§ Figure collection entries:
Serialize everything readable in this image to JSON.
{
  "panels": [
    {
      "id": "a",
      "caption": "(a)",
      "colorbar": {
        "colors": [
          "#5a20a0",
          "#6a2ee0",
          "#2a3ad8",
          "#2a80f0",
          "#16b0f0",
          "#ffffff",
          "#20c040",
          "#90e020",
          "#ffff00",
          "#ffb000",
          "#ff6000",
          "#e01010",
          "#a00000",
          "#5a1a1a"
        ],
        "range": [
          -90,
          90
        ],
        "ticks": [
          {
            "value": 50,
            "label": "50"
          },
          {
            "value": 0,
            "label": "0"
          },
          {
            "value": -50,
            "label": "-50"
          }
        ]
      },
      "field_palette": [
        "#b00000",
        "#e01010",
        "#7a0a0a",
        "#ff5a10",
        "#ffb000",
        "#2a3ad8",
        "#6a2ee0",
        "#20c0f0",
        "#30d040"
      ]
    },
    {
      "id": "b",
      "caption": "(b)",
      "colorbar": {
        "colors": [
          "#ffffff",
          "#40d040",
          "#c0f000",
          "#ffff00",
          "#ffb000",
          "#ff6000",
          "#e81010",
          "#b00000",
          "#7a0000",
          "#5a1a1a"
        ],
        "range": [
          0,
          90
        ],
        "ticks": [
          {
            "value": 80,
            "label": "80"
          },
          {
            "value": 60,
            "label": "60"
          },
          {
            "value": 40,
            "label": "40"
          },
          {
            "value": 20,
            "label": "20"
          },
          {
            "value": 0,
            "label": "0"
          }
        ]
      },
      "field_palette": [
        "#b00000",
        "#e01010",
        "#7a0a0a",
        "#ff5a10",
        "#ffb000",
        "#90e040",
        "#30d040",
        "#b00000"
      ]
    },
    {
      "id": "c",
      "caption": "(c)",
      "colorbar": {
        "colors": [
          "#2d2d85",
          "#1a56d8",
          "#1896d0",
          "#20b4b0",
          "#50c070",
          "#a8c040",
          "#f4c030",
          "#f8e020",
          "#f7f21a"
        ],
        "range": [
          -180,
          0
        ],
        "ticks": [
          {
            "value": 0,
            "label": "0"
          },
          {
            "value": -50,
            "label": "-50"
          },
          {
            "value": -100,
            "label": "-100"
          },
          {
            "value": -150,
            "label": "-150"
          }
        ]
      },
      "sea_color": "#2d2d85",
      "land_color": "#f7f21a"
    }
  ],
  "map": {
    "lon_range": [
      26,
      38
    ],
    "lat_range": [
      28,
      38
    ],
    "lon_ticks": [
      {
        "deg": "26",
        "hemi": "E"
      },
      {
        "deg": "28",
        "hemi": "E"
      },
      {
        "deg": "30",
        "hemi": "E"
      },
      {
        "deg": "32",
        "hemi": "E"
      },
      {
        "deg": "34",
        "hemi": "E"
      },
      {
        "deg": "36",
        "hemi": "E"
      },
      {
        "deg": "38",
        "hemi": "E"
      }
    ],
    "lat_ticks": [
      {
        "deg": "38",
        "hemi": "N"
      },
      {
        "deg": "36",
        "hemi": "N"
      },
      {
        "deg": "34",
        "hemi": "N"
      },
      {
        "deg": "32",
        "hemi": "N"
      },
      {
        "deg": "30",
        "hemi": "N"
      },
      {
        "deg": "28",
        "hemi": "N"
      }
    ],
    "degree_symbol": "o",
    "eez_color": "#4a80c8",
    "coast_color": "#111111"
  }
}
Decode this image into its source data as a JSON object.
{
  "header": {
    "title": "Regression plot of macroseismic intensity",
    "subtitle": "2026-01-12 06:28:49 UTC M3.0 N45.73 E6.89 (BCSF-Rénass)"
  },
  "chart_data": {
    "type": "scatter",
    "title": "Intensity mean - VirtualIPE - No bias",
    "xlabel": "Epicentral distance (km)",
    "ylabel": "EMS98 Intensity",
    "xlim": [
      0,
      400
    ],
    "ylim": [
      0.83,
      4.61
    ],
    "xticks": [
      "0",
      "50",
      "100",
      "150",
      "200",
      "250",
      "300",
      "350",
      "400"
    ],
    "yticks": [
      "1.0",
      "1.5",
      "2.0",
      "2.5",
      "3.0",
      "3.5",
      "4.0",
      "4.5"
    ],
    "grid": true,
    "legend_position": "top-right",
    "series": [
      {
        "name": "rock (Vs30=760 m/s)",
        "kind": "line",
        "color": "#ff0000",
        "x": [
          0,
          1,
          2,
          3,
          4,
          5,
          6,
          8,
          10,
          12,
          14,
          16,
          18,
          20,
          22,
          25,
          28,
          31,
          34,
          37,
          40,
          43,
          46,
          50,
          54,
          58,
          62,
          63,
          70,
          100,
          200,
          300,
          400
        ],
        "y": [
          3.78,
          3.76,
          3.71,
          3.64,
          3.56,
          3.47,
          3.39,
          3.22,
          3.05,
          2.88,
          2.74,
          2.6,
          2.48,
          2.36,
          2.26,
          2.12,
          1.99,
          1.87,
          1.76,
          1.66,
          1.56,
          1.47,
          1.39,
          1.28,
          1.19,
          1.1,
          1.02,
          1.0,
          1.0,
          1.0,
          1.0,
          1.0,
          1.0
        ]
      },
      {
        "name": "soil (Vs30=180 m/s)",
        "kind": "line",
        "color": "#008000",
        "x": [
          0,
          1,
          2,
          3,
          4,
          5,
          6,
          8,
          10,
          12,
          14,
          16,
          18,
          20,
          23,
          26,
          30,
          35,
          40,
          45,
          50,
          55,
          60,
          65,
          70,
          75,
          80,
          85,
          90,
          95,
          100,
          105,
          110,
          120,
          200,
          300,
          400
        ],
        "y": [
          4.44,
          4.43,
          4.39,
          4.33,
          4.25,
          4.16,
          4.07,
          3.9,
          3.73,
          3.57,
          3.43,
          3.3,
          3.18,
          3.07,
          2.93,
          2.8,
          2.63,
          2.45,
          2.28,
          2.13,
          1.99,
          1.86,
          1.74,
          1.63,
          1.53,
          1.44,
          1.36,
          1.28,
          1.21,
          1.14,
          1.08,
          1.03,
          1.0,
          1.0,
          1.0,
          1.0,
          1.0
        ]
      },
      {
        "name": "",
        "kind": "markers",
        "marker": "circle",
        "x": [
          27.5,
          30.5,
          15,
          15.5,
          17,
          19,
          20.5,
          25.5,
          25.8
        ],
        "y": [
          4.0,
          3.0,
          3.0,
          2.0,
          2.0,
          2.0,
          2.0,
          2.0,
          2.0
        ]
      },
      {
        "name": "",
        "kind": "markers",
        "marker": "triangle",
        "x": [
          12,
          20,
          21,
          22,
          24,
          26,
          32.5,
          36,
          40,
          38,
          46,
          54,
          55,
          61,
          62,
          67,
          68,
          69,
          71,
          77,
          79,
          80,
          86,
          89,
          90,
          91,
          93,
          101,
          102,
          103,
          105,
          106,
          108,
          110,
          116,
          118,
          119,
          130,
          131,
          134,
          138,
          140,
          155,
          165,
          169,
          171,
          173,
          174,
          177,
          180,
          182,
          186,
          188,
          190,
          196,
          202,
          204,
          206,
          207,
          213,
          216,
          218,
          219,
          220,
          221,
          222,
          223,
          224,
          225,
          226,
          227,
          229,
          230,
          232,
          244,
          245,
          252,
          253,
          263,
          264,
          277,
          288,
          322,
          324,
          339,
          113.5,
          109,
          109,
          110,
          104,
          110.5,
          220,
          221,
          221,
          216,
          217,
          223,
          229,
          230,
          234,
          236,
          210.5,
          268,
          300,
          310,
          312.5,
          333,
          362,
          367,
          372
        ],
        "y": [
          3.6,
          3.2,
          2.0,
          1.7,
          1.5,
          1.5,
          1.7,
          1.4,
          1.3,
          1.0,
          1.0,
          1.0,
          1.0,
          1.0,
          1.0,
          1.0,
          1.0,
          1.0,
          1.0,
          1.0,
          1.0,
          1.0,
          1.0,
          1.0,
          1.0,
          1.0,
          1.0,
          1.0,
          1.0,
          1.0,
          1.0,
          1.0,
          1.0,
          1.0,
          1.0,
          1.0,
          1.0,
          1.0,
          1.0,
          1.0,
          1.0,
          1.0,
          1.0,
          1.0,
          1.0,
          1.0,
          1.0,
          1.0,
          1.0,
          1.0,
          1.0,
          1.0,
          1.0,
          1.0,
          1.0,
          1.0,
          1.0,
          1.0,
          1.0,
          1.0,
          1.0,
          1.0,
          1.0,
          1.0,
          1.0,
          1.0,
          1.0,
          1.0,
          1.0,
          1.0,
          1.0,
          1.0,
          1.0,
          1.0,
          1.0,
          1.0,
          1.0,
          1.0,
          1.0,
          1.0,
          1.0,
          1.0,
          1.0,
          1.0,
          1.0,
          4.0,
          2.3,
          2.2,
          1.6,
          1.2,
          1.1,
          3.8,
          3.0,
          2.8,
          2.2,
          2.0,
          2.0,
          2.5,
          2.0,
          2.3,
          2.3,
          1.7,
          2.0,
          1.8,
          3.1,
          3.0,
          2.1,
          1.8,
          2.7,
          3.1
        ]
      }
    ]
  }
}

§ EXERCISE GOAL:
Above are the records; copy every line in them that holds the word "value".

§ TASK OUTPUT:
            "value": 50,
            "value": 0,
            "value": -50,
            "value": 80,
            "value": 60,
            "value": 40,
            "value": 20,
            "value": 0,
            "value": 0,
            "value": -50,
            "value": -100,
            "value": -150,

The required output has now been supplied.